The exercise = Restate every entry word for word.

○ ○ ○ ○

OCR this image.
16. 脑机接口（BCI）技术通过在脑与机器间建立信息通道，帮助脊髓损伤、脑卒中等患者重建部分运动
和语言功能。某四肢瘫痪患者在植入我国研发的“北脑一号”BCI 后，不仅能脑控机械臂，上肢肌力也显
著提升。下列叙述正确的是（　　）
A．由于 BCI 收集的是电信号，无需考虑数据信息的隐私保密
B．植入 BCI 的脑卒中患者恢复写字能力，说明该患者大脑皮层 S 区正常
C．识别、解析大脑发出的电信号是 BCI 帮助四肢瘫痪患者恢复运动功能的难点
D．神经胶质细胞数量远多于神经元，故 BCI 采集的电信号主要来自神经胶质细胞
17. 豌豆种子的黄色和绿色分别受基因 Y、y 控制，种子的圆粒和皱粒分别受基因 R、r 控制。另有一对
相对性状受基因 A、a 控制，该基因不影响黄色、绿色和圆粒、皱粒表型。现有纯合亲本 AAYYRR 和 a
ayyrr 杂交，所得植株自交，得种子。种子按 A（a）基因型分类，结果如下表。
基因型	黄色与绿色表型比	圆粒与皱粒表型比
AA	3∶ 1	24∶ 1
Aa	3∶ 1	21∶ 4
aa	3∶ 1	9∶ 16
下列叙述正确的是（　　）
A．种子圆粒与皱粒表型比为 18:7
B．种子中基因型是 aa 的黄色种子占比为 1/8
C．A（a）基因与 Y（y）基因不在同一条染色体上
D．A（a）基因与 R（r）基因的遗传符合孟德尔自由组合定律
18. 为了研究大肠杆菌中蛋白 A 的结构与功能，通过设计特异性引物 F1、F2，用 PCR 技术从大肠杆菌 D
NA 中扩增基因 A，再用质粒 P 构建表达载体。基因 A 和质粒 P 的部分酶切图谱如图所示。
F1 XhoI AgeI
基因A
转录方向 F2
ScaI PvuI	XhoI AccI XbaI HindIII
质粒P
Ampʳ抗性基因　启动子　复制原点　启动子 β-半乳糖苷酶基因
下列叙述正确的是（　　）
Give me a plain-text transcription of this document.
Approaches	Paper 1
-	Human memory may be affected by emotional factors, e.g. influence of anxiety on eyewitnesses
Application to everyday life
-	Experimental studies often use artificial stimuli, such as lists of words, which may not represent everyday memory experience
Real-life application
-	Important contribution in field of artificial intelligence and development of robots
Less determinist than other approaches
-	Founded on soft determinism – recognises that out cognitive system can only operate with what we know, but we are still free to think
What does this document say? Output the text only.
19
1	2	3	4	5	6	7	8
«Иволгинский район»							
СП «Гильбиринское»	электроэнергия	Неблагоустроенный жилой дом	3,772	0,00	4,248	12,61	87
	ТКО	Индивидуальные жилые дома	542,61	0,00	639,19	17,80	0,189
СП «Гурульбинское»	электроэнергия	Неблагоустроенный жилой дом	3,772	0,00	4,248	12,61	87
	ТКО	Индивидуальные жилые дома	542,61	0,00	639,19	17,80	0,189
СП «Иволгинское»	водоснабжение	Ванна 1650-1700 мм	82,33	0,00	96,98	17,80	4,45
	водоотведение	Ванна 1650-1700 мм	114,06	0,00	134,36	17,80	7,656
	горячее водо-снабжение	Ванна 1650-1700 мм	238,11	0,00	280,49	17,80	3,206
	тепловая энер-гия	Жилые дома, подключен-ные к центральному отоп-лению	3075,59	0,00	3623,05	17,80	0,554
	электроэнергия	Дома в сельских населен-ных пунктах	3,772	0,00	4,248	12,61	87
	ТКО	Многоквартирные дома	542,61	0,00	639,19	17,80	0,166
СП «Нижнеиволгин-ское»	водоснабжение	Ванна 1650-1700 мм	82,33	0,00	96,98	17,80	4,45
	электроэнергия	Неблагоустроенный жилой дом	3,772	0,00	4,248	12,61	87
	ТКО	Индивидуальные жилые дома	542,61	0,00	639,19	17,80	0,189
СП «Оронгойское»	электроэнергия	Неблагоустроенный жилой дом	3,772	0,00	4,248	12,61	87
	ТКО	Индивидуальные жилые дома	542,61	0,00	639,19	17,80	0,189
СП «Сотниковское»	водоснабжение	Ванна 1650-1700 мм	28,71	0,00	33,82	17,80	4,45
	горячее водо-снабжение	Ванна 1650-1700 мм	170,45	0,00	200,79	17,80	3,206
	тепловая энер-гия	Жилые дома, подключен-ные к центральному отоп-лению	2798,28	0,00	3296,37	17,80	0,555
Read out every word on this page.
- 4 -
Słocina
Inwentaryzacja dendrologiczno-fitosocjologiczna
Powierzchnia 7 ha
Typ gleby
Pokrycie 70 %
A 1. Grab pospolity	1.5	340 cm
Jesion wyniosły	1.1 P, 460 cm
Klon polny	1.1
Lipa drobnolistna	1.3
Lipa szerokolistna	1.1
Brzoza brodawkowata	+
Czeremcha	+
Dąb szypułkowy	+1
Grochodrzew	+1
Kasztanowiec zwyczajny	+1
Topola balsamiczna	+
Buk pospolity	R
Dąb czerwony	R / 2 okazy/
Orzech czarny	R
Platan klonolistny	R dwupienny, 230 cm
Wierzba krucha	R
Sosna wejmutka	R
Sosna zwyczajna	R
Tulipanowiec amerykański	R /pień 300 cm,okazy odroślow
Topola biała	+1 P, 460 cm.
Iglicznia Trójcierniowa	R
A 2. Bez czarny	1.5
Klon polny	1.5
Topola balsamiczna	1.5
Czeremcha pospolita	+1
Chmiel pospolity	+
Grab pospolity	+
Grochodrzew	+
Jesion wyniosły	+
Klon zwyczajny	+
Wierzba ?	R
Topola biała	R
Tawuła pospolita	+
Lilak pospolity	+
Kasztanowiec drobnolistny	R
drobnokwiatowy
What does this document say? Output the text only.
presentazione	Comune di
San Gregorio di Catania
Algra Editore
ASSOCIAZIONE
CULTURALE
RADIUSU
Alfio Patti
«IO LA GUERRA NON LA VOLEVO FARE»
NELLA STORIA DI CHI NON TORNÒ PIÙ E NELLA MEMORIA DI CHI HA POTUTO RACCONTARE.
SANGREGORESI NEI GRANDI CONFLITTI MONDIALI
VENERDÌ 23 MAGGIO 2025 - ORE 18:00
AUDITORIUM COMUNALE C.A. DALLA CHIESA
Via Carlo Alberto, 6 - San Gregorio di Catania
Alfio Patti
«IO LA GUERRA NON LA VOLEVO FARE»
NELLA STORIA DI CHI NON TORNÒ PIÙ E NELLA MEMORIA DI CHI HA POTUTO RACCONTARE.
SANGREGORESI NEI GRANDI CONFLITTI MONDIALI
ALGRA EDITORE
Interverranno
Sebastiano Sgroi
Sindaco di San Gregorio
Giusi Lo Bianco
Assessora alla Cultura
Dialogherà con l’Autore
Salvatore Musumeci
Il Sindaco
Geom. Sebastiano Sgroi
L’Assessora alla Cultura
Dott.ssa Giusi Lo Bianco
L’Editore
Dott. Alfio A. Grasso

○ ○ ○ ○

The output =
OCR this image.
16. 脑机接口（BCI）技术通过在脑与机器间建立信息通道，帮助脊髓损伤、脑卒中等患者重建部分运动
和语言功能。某四肢瘫痪患者在植入我国研发的“北脑一号”BCI 后，不仅能脑控机械臂，上肢肌力也显
著提升。下列叙述正确的是（　　）
A．由于 BCI 收集的是电信号，无需考虑数据信息的隐私保密
B．植入 BCI 的脑卒中患者恢复写字能力，说明该患者大脑皮层 S 区正常
C．识别、解析大脑发出的电信号是 BCI 帮助四肢瘫痪患者恢复运动功能的难点
D．神经胶质细胞数量远多于神经元，故 BCI 采集的电信号主要来自神经胶质细胞
17. 豌豆种子的黄色和绿色分别受基因 Y、y 控制，种子的圆粒和皱粒分别受基因 R、r 控制。另有一对
相对性状受基因 A、a 控制，该基因不影响黄色、绿色和圆粒、皱粒表型。现有纯合亲本 AAYYRR 和 a
ayyrr 杂交，所得植株自交，得种子。种子按 A（a）基因型分类，结果如下表。
基因型	黄色与绿色表型比	圆粒与皱粒表型比
AA	3∶ 1	24∶ 1
Aa	3∶ 1	21∶ 4
aa	3∶ 1	9∶ 16
下列叙述正确的是（　　）
A．种子圆粒与皱粒表型比为 18:7
B．种子中基因型是 aa 的黄色种子占比为 1/8
C．A（a）基因与 Y（y）基因不在同一条染色体上
D．A（a）基因与 R（r）基因的遗传符合孟德尔自由组合定律
18. 为了研究大肠杆菌中蛋白 A 的结构与功能，通过设计特异性引物 F1、F2，用 PCR 技术从大肠杆菌 D
NA 中扩增基因 A，再用质粒 P 构建表达载体。基因 A 和质粒 P 的部分酶切图谱如图所示。
F1 XhoI AgeI
基因A
转录方向 F2
ScaI PvuI	XhoI AccI XbaI HindIII
质粒P
Ampʳ抗性基因　启动子　复制原点　启动子 β-半乳糖苷酶基因
下列叙述正确的是（　　）
Give me a plain-text transcription of this document.
Approaches	Paper 1
-	Human memory may be affected by emotional factors, e.g. influence of anxiety on eyewitnesses
Application to everyday life
-	Experimental studies often use artificial stimuli, such as lists of words, which may not represent everyday memory experience
Real-life application
-	Important contribution in field of artificial intelligence and development of robots
Less determinist than other approaches
-	Founded on soft determinism – recognises that out cognitive system can only operate with what we know, but we are still free to think
What does this document say? Output the text only.
19
1	2	3	4	5	6	7	8
«Иволгинский район»							
СП «Гильбиринское»	электроэнергия	Неблагоустроенный жилой дом	3,772	0,00	4,248	12,61	87
	ТКО	Индивидуальные жилые дома	542,61	0,00	639,19	17,80	0,189
СП «Гурульбинское»	электроэнергия	Неблагоустроенный жилой дом	3,772	0,00	4,248	12,61	87
	ТКО	Индивидуальные жилые дома	542,61	0,00	639,19	17,80	0,189
СП «Иволгинское»	водоснабжение	Ванна 1650-1700 мм	82,33	0,00	96,98	17,80	4,45
	водоотведение	Ванна 1650-1700 мм	114,06	0,00	134,36	17,80	7,656
	горячее водо-снабжение	Ванна 1650-1700 мм	238,11	0,00	280,49	17,80	3,206
	тепловая энер-гия	Жилые дома, подключен-ные к центральному отоп-лению	3075,59	0,00	3623,05	17,80	0,554
	электроэнергия	Дома в сельских населен-ных пунктах	3,772	0,00	4,248	12,61	87
	ТКО	Многоквартирные дома	542,61	0,00	639,19	17,80	0,166
СП «Нижнеиволгин-ское»	водоснабжение	Ванна 1650-1700 мм	82,33	0,00	96,98	17,80	4,45
	электроэнергия	Неблагоустроенный жилой дом	3,772	0,00	4,248	12,61	87
	ТКО	Индивидуальные жилые дома	542,61	0,00	639,19	17,80	0,189
СП «Оронгойское»	электроэнергия	Неблагоустроенный жилой дом	3,772	0,00	4,248	12,61	87
	ТКО	Индивидуальные жилые дома	542,61	0,00	639,19	17,80	0,189
СП «Сотниковское»	водоснабжение	Ванна 1650-1700 мм	28,71	0,00	33,82	17,80	4,45
	горячее водо-снабжение	Ванна 1650-1700 мм	170,45	0,00	200,79	17,80	3,206
	тепловая энер-гия	Жилые дома, подключен-ные к центральному отоп-лению	2798,28	0,00	3296,37	17,80	0,555
Read out every word on this page.
- 4 -
Słocina
Inwentaryzacja dendrologiczno-fitosocjologiczna
Powierzchnia 7 ha
Typ gleby
Pokrycie 70 %
A 1. Grab pospolity	1.5	340 cm
Jesion wyniosły	1.1 P, 460 cm
Klon polny	1.1
Lipa drobnolistna	1.3
Lipa szerokolistna	1.1
Brzoza brodawkowata	+
Czeremcha	+
Dąb szypułkowy	+1
Grochodrzew	+1
Kasztanowiec zwyczajny	+1
Topola balsamiczna	+
Buk pospolity	R
Dąb czerwony	R / 2 okazy/
Orzech czarny	R
Platan klonolistny	R dwupienny, 230 cm
Wierzba krucha	R
Sosna wejmutka	R
Sosna zwyczajna	R
Tulipanowiec amerykański	R /pień 300 cm,okazy odroślow
Topola biała	+1 P, 460 cm.
Iglicznia Trójcierniowa	R
A 2. Bez czarny	1.5
Klon polny	1.5
Topola balsamiczna	1.5
Czeremcha pospolita	+1
Chmiel pospolity	+
Grab pospolity	+
Grochodrzew	+
Jesion wyniosły	+
Klon zwyczajny	+
Wierzba ?	R
Topola biała	R
Tawuła pospolita	+
Lilak pospolity	+
Kasztanowiec drobnolistny	R
drobnokwiatowy
What does this document say? Output the text only.
presentazione	Comune di
San Gregorio di Catania
Algra Editore
ASSOCIAZIONE
CULTURALE
RADIUSU
Alfio Patti
«IO LA GUERRA NON LA VOLEVO FARE»
NELLA STORIA DI CHI NON TORNÒ PIÙ E NELLA MEMORIA DI CHI HA POTUTO RACCONTARE.
SANGREGORESI NEI GRANDI CONFLITTI MONDIALI
VENERDÌ 23 MAGGIO 2025 - ORE 18:00
AUDITORIUM COMUNALE C.A. DALLA CHIESA
Via Carlo Alberto, 6 - San Gregorio di Catania
Alfio Patti
«IO LA GUERRA NON LA VOLEVO FARE»
NELLA STORIA DI CHI NON TORNÒ PIÙ E NELLA MEMORIA DI CHI HA POTUTO RACCONTARE.
SANGREGORESI NEI GRANDI CONFLITTI MONDIALI
ALGRA EDITORE
Interverranno
Sebastiano Sgroi
Sindaco di San Gregorio
Giusi Lo Bianco
Assessora alla Cultura
Dialogherà con l’Autore
Salvatore Musumeci
Il Sindaco
Geom. Sebastiano Sgroi
L’Assessora alla Cultura
Dott.ssa Giusi Lo Bianco
L’Editore
Dott. Alfio A. Grasso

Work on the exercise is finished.